RECORDS FOR THE EXERCISE:
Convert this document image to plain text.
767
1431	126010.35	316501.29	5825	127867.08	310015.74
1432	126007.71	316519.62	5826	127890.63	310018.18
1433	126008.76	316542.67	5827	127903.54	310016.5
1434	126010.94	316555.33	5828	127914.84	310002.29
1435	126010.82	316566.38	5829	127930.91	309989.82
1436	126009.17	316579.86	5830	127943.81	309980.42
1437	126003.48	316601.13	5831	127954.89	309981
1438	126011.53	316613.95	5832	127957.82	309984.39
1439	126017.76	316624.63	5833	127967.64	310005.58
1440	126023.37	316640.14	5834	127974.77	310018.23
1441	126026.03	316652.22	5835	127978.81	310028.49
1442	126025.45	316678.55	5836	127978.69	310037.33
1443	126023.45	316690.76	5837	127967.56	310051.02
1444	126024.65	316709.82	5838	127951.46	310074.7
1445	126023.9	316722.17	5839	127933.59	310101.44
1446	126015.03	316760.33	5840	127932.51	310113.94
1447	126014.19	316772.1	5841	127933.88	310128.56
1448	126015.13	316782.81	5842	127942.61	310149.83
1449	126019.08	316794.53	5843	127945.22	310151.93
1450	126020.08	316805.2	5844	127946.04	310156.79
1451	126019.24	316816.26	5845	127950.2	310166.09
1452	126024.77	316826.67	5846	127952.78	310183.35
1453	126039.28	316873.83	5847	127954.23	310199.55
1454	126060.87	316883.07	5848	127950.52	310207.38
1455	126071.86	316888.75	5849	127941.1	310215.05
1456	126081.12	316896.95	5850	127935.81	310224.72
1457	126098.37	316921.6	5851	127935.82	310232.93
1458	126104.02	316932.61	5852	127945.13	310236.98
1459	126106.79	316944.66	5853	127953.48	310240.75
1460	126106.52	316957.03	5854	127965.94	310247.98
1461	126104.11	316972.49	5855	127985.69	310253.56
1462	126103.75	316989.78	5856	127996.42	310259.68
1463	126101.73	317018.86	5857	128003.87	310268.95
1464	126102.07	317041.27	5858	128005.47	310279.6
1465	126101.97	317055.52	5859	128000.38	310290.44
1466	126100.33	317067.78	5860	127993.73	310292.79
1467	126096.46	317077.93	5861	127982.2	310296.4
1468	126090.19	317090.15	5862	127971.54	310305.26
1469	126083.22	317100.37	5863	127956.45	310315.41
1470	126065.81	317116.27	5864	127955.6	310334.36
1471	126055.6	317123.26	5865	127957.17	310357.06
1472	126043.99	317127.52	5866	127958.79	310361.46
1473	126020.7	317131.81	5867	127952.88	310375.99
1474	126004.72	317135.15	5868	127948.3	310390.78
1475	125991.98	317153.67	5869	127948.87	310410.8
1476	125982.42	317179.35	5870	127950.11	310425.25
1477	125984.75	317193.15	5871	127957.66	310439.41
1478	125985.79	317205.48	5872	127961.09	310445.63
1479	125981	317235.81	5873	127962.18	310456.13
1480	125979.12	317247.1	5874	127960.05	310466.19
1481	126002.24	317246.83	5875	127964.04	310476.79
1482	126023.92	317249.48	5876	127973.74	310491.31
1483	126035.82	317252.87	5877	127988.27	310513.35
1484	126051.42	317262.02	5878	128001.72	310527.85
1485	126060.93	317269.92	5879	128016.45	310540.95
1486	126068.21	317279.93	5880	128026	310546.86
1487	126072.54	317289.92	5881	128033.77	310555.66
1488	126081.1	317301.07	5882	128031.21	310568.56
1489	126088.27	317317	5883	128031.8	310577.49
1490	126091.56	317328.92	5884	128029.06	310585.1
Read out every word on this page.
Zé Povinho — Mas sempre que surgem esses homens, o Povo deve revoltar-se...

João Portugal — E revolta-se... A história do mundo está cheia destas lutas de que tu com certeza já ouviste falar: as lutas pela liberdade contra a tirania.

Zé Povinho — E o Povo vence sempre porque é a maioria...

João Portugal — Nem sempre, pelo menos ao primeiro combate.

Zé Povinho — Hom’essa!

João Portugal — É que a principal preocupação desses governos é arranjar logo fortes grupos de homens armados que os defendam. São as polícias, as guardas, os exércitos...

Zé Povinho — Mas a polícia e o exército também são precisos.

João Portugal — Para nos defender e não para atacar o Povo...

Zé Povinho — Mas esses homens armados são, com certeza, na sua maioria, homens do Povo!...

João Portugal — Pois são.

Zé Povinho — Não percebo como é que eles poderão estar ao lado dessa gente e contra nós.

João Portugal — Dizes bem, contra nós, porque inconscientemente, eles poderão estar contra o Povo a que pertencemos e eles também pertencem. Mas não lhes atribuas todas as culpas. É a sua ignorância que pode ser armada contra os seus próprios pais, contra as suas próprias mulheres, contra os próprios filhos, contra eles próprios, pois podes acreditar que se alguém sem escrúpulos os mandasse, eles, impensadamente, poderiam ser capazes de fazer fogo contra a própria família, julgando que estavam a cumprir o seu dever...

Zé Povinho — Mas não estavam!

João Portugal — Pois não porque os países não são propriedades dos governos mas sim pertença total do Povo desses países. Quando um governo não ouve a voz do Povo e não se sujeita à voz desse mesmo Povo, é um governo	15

PROBLEM DETAILS:
Find the string "governos" in the entries above and return each line that holds it.

PROBLEM SOLUTION:
João Portugal — É que a principal preocupação desses governos é arranjar logo fortes grupos de homens armados que os defendam. São as polícias, as guardas, os exércitos...
João Portugal — Pois não porque os países não são propriedades dos governos mas sim pertença total do Povo desses países. Quando um governo não ouve a voz do Povo e não se sujeita à voz desse mesmo Povo, é um governo	15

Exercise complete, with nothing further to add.